[Input for this task start]
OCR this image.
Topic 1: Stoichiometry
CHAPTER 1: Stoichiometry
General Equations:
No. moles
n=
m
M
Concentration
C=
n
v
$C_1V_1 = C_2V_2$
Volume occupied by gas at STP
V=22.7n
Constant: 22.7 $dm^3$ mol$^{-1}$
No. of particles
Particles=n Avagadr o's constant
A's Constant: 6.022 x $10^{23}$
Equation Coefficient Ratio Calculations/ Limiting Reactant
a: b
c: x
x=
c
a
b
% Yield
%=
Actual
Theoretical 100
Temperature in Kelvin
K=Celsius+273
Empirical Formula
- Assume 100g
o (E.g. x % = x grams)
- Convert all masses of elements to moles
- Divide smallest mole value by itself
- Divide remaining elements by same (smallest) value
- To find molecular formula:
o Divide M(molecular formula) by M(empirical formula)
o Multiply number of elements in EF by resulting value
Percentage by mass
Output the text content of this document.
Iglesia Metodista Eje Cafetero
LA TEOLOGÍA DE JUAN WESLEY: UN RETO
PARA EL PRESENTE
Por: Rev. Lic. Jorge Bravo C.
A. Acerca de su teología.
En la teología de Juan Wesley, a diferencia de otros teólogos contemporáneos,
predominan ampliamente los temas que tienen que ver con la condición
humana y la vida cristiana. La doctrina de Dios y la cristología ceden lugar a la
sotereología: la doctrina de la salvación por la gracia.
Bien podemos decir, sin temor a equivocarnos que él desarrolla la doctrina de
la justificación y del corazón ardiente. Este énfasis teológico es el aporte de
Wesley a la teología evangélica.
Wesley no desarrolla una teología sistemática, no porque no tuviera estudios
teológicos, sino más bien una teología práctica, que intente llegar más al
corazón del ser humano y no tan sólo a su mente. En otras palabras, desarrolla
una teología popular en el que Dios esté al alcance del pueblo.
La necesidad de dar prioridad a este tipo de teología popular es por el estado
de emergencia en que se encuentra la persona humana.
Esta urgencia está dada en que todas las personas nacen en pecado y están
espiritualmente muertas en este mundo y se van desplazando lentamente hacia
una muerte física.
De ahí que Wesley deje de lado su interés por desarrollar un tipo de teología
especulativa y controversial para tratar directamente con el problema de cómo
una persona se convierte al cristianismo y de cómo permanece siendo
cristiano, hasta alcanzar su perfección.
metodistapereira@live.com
[Input for this task end]
Requirement: The answer should be a single number: the count of lines in the data that include the string "tipo".

Answer for the task: 2